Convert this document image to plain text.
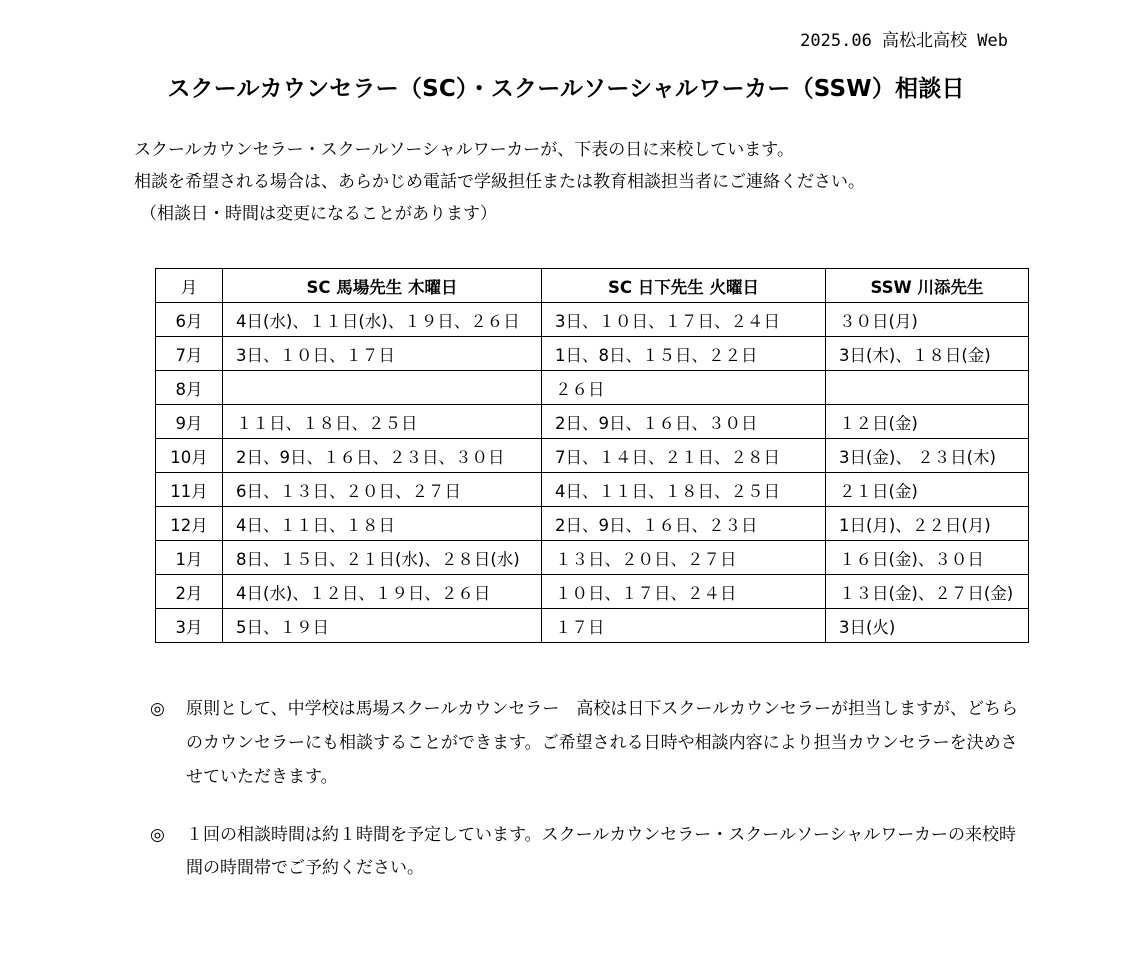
2025.06 高松北高校 Web
スクールカウンセラー（SC）・スクールソーシャルワーカー（SSW）相談日
スクールカウンセラー・スクールソーシャルワーカーが、下表の日に来校しています。
相談を希望される場合は、あらかじめ電話で学級担任または教育相談担当者にご連絡ください。
（相談日・時間は変更になることがあります）
月	SC 馬場先生 木曜日	SC 日下先生 火曜日	SSW 川添先生
6月	4日(水)、１１日(水)、１９日、２６日	3日、１０日、１７日、２４日	３０日(月)
7月	3日、１０日、１７日	1日、8日、１５日、２２日	3日(木)、１８日(金)
8月		２６日	
9月	１１日、１８日、２５日	2日、9日、１６日、３０日	１２日(金)
10月	2日、9日、１６日、２３日、３０日	7日、１４日、２１日、２８日	3日(金)、 ２３日(木)
11月	6日、１３日、２０日、２７日	4日、１１日、１８日、２５日	２１日(金)
12月	4日、１１日、１８日	2日、9日、１６日、２３日	1日(月)、２２日(月)
1月	8日、１５日、２１日(水)、２８日(水)	１３日、２０日、２７日	１６日(金)、３０日
2月	4日(水)、１２日、１９日、２６日	１０日、１７日、２４日	１３日(金)、２７日(金)
3月	5日、１９日	１７日	3日(火)
◎	原則として、中学校は馬場スクールカウンセラー　高校は日下スクールカウンセラーが担当しますが、どちらのカウンセラーにも相談することができます。ご希望される日時や相談内容により担当カウンセラーを決めさせていただきます。
◎	１回の相談時間は約１時間を予定しています。スクールカウンセラー・スクールソーシャルワーカーの来校時間の時間帯でご予約ください。
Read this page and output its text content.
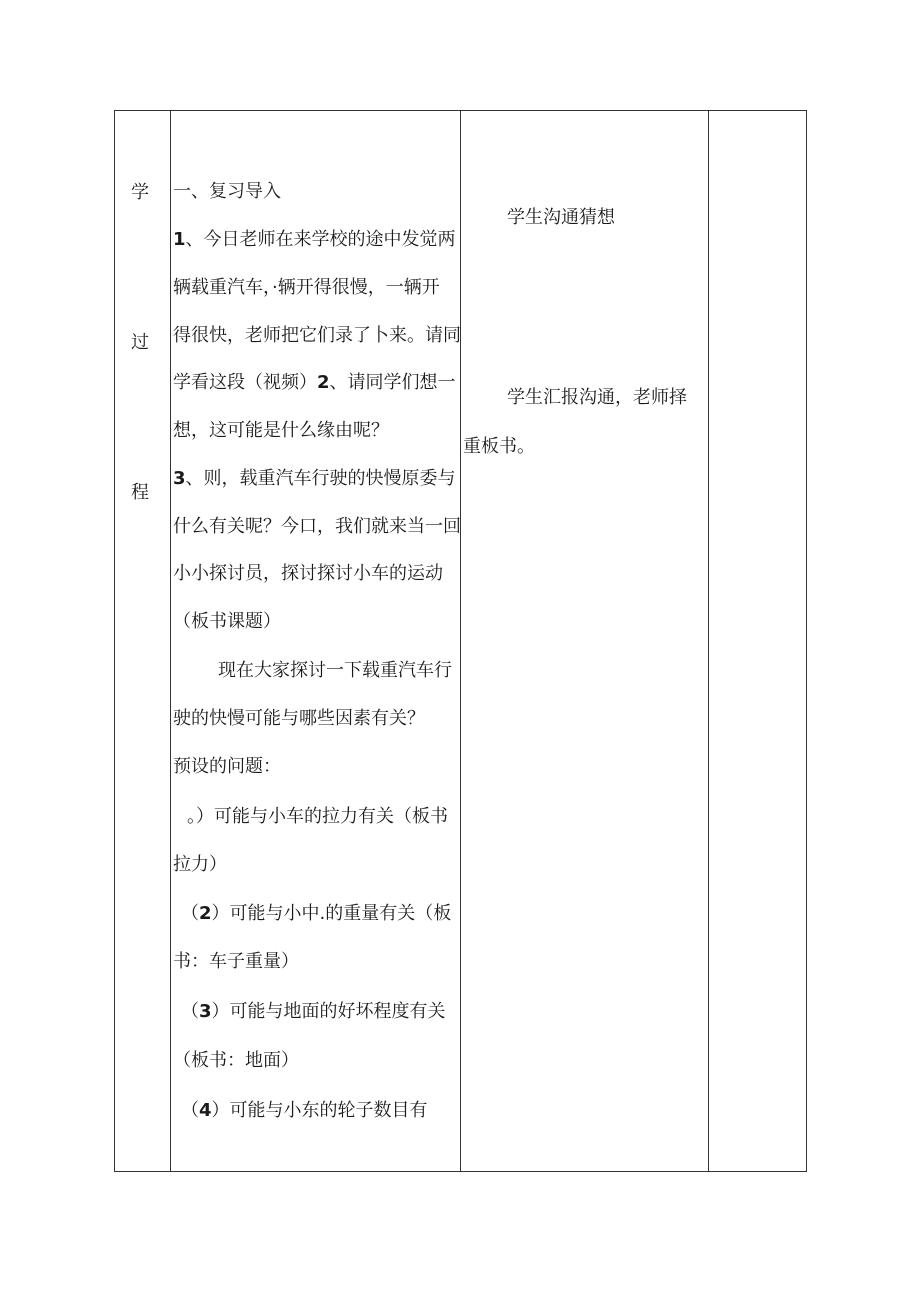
学
过
程
一、复习导入
1、今日老师在来学校的途中发觉两
辆载重汽车，·辆开得很慢，一辆开
得很快，老师把它们录了卜来。请同
学看这段（视频）2、请同学们想一
想，这可能是什么缘由呢？
3、则，载重汽车行驶的快慢原委与
什么有关呢？今口，我们就来当一回
小小探讨员，探讨探讨小车的运动
（板书课题）
现在大家探讨一下载重汽车行
驶的快慢可能与哪些因素有关？
预设的问题：
。）可能与小车的拉力有关（板书
拉力）
（2）可能与小中.的重量有关（板
书：车子重量）
（3）可能与地面的好坏程度有关
（板书：地面）
（4）可能与小东的轮子数目有
学生沟通猜想
学生汇报沟通，老师择
重板书。
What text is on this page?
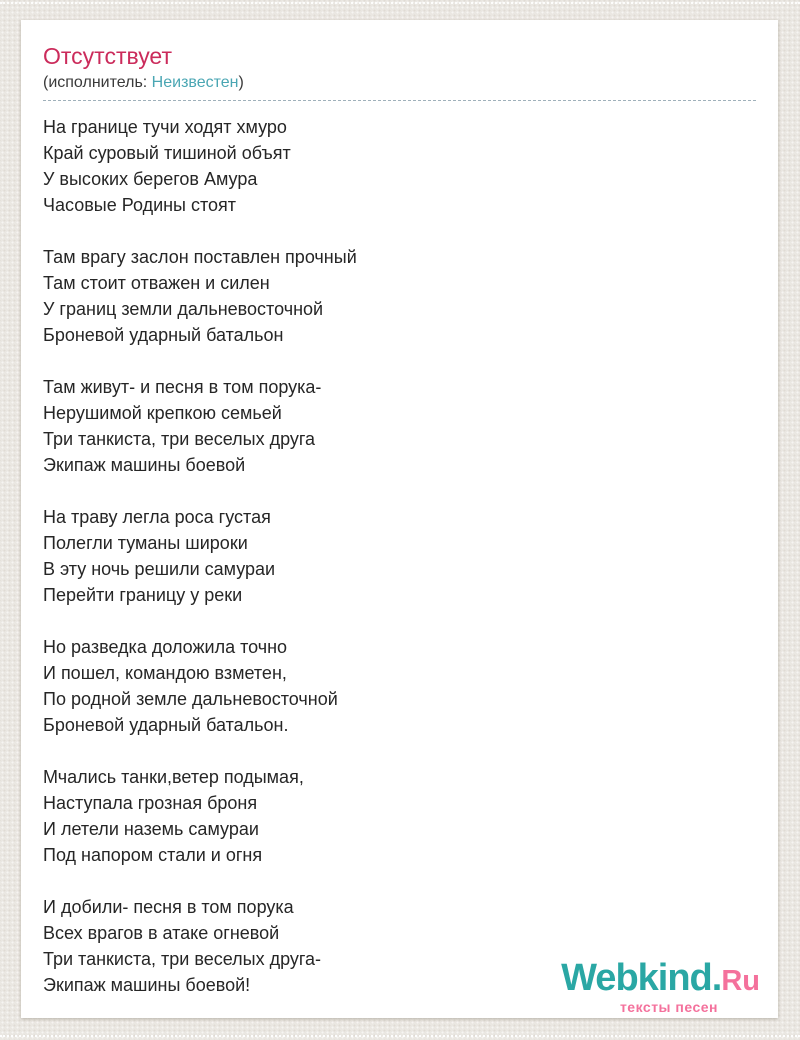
Отсутствует
(исполнитель: Неизвестен)

На границе тучи ходят хмуро
Край суровый тишиной объят
У высоких берегов Амура
Часовые Родины стоят

Там врагу заслон поставлен прочный
Там стоит отважен и силен
У границ земли дальневосточной
Броневой ударный батальон

Там живут- и песня в том порука-
Нерушимой крепкою семьей
Три танкиста, три веселых друга
Экипаж машины боевой

На траву легла роса густая
Полегли туманы широки
В эту ночь решили самураи
Перейти границу у реки

Но разведка доложила точно
И пошел, командою взметен,
По родной земле дальневосточной
Броневой ударный батальон.

Мчались танки,ветер подымая,
Наступала грозная броня
И летели наземь самураи
Под напором стали и огня

И добили- песня в том порука
Всех врагов в атаке огневой
Три танкиста, три веселых друга-
Экипаж машины боевой!	Webkind.Ru
тексты песен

--

Check each line of the entries above, and show every one holding the word "ударный".

▸ ANSWER FOR THIS EXERCISE
Броневой ударный батальон
Броневой ударный батальон.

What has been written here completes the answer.